DESCRIPTION OF THE TASK. Present each line of the entries below that holds the word "процентов".

----- MATERIAL -----

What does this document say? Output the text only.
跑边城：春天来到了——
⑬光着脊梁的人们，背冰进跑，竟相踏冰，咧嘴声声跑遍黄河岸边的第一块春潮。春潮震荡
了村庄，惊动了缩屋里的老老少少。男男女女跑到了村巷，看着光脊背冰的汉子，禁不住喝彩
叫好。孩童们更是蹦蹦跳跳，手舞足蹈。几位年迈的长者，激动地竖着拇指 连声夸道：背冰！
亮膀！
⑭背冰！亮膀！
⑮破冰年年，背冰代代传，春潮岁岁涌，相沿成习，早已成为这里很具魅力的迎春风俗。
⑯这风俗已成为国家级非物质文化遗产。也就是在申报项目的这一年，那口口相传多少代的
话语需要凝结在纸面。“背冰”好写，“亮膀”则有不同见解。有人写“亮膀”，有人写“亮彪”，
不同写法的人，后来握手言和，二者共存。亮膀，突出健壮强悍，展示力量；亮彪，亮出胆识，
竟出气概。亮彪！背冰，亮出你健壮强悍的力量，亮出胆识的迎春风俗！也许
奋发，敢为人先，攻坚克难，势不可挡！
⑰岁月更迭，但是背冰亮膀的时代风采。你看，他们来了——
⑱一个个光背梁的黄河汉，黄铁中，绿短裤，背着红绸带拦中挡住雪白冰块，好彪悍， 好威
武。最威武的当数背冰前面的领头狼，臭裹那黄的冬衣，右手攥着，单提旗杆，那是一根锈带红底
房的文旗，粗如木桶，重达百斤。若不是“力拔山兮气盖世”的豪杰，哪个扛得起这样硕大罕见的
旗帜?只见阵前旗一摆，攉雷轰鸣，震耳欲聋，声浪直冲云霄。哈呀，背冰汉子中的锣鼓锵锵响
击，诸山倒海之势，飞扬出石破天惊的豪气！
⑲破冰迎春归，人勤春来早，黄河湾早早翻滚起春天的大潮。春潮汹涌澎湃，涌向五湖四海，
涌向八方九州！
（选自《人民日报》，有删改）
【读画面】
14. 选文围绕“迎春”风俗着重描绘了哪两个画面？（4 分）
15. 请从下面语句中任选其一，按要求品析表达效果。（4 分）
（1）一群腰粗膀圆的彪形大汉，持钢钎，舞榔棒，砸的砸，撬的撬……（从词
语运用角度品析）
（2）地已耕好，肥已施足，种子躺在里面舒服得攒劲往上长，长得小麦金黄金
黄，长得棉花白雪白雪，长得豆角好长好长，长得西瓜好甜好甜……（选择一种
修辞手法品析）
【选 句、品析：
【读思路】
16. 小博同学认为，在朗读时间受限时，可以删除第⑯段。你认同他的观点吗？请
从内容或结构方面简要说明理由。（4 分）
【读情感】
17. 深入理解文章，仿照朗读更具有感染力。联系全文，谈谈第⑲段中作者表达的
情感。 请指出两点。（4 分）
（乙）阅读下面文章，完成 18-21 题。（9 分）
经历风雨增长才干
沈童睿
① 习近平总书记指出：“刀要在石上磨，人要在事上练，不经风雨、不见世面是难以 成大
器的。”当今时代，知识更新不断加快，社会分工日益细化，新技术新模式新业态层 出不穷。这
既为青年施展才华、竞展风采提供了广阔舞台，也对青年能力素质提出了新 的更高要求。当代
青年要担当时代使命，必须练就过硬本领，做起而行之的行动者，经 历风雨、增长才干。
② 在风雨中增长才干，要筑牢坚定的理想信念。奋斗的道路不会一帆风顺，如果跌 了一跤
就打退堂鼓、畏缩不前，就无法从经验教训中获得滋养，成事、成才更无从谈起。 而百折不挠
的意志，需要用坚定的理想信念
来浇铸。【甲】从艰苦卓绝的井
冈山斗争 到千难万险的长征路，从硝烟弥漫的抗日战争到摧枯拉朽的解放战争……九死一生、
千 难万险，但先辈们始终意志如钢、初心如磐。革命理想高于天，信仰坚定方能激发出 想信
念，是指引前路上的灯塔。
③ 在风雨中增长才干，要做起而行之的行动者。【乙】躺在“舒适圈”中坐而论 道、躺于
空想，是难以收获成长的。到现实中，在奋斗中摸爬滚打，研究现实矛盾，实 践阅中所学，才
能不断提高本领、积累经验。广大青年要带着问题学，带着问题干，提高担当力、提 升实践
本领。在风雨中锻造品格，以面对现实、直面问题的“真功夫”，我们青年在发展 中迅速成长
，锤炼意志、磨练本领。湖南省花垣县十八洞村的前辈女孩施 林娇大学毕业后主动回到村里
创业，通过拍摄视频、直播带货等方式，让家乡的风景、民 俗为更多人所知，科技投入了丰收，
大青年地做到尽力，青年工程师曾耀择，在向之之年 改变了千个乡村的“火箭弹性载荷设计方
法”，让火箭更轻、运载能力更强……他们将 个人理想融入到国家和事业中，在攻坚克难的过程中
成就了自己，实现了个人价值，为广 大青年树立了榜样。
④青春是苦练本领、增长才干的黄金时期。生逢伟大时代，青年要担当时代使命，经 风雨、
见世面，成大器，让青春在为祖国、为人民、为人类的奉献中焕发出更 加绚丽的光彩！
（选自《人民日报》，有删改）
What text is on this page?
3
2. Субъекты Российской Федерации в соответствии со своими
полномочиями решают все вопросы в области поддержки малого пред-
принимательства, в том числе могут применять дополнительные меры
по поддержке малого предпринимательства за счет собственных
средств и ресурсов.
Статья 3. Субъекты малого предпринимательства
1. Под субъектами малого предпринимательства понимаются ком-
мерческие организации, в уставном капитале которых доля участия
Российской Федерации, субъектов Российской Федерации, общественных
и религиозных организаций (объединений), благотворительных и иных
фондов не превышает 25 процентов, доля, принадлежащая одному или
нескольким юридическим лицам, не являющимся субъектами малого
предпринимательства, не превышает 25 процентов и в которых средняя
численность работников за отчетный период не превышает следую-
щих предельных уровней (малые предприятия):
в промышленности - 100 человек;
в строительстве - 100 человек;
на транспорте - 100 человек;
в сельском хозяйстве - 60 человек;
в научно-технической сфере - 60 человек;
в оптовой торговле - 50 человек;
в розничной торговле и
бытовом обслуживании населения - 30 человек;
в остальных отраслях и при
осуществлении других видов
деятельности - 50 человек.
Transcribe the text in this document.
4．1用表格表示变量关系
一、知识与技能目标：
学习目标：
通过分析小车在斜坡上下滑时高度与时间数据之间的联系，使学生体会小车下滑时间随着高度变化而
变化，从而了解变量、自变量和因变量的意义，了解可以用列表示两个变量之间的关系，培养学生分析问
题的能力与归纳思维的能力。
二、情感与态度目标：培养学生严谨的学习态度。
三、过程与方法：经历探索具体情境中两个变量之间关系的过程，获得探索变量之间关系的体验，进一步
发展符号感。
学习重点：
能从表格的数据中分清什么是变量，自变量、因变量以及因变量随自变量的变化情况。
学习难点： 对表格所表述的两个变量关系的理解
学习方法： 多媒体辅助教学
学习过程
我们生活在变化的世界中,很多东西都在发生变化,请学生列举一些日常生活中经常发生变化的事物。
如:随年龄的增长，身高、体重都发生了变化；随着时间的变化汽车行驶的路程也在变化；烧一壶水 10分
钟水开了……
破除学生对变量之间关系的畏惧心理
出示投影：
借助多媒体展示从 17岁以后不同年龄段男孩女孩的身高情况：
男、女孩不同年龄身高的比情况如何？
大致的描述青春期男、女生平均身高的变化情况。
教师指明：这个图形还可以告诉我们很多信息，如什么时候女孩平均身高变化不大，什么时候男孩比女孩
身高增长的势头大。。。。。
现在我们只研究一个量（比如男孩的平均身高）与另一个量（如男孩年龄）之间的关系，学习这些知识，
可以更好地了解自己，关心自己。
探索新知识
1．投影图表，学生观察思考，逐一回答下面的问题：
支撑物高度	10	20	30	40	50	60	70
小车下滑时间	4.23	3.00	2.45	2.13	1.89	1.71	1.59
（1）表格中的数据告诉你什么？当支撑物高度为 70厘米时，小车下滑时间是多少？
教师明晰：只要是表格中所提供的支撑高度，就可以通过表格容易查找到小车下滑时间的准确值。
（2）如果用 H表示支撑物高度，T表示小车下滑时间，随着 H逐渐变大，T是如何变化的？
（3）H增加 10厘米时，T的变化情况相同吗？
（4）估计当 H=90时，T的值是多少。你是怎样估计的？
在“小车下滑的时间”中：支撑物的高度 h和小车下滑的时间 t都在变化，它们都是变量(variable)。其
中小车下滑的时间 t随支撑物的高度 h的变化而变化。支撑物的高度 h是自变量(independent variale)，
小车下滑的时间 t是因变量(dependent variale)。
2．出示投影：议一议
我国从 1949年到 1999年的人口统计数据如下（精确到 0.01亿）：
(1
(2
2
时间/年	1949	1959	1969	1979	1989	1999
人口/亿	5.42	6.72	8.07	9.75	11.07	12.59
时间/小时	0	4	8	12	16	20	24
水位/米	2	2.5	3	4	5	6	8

-----

FINISHED EXERCISE.
фондов не превышает 25 процентов, доля, принадлежащая одному или
предпринимательства, не превышает 25 процентов и в которых средняя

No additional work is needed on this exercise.